### To do:
Your answer should be a single number: the count of lines holding the word "TRANSPARENT".

- - - - -

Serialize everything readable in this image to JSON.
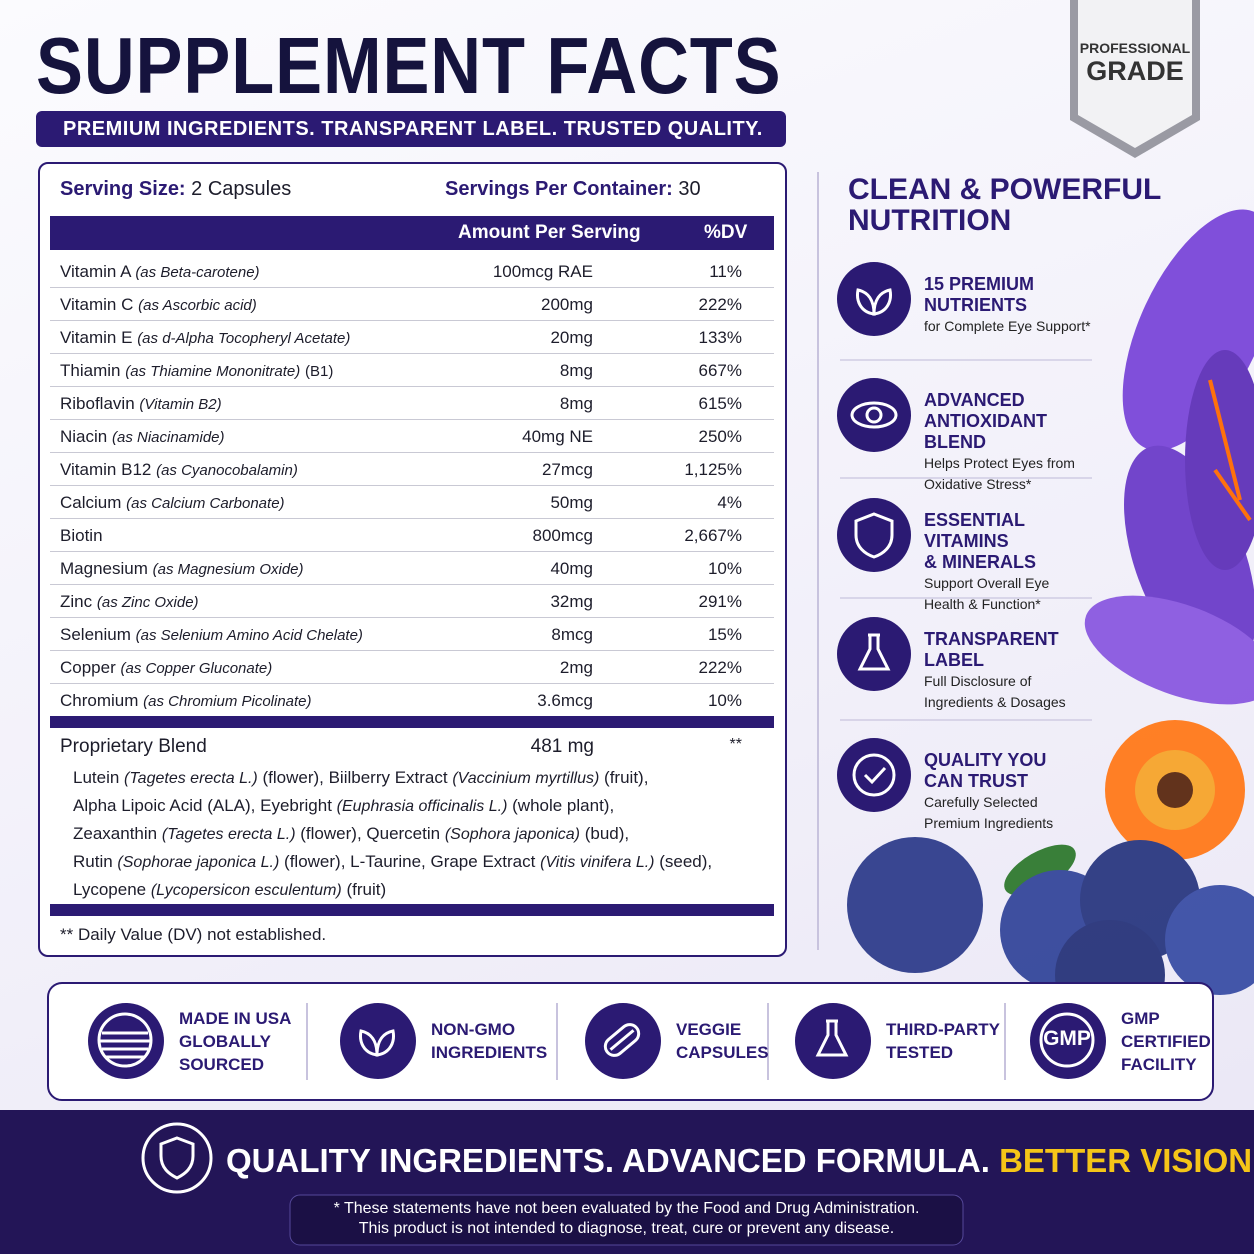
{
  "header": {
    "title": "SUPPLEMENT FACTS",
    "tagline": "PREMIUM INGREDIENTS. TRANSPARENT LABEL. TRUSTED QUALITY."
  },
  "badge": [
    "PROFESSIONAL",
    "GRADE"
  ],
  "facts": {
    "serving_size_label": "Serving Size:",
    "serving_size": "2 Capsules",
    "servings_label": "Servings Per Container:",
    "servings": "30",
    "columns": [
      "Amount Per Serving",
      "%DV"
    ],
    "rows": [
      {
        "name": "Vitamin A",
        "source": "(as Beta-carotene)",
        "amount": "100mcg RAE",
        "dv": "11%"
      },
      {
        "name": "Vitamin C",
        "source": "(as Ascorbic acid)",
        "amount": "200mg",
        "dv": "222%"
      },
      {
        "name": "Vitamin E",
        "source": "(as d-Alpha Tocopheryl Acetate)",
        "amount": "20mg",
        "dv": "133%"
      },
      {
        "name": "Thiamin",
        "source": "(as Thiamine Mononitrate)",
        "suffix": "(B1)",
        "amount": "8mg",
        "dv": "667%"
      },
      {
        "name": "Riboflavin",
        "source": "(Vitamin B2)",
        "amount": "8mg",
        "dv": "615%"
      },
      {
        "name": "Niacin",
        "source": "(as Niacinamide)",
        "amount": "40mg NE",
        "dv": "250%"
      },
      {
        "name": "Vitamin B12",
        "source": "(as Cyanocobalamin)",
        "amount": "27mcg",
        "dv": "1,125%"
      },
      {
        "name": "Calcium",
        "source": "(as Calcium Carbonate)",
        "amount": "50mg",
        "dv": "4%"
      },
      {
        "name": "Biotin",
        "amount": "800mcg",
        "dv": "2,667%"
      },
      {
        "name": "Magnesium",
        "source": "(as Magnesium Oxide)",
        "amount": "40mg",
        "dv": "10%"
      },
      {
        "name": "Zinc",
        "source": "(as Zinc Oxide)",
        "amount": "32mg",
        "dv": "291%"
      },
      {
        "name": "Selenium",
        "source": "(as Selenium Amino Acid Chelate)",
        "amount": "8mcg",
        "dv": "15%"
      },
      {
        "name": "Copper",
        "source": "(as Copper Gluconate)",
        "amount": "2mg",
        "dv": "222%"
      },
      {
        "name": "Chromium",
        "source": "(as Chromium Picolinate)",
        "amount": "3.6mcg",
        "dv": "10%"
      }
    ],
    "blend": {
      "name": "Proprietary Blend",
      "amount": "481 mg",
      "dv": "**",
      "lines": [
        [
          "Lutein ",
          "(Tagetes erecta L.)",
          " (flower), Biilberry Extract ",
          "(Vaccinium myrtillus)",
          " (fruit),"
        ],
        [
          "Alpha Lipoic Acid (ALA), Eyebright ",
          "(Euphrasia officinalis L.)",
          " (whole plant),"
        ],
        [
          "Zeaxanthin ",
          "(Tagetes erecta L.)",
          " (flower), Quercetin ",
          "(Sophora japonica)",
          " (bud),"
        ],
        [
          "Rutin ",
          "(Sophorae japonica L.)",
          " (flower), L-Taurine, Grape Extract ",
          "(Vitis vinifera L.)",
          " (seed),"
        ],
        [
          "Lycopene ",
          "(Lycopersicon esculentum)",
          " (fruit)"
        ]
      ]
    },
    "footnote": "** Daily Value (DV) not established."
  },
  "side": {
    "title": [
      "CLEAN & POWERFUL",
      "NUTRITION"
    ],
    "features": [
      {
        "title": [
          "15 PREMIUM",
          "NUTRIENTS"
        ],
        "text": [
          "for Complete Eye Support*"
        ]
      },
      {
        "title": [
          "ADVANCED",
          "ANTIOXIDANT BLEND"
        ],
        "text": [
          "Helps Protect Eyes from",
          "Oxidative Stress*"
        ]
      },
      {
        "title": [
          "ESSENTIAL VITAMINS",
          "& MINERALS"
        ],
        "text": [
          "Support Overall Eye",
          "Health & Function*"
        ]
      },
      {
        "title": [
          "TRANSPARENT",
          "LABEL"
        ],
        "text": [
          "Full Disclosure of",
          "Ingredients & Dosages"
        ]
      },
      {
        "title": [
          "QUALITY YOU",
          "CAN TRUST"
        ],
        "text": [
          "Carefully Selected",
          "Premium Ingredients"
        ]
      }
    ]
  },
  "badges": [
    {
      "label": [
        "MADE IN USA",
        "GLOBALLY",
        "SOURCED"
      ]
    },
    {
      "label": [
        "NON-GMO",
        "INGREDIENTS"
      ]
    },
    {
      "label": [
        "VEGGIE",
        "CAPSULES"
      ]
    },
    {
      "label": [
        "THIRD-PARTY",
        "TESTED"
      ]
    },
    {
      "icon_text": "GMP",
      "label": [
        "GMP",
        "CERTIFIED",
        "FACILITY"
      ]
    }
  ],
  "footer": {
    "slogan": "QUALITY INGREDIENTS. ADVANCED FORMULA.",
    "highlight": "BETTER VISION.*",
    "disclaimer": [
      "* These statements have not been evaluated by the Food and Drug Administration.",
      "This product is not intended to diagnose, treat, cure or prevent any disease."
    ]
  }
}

- - - - -

### Reply to the exercise:
2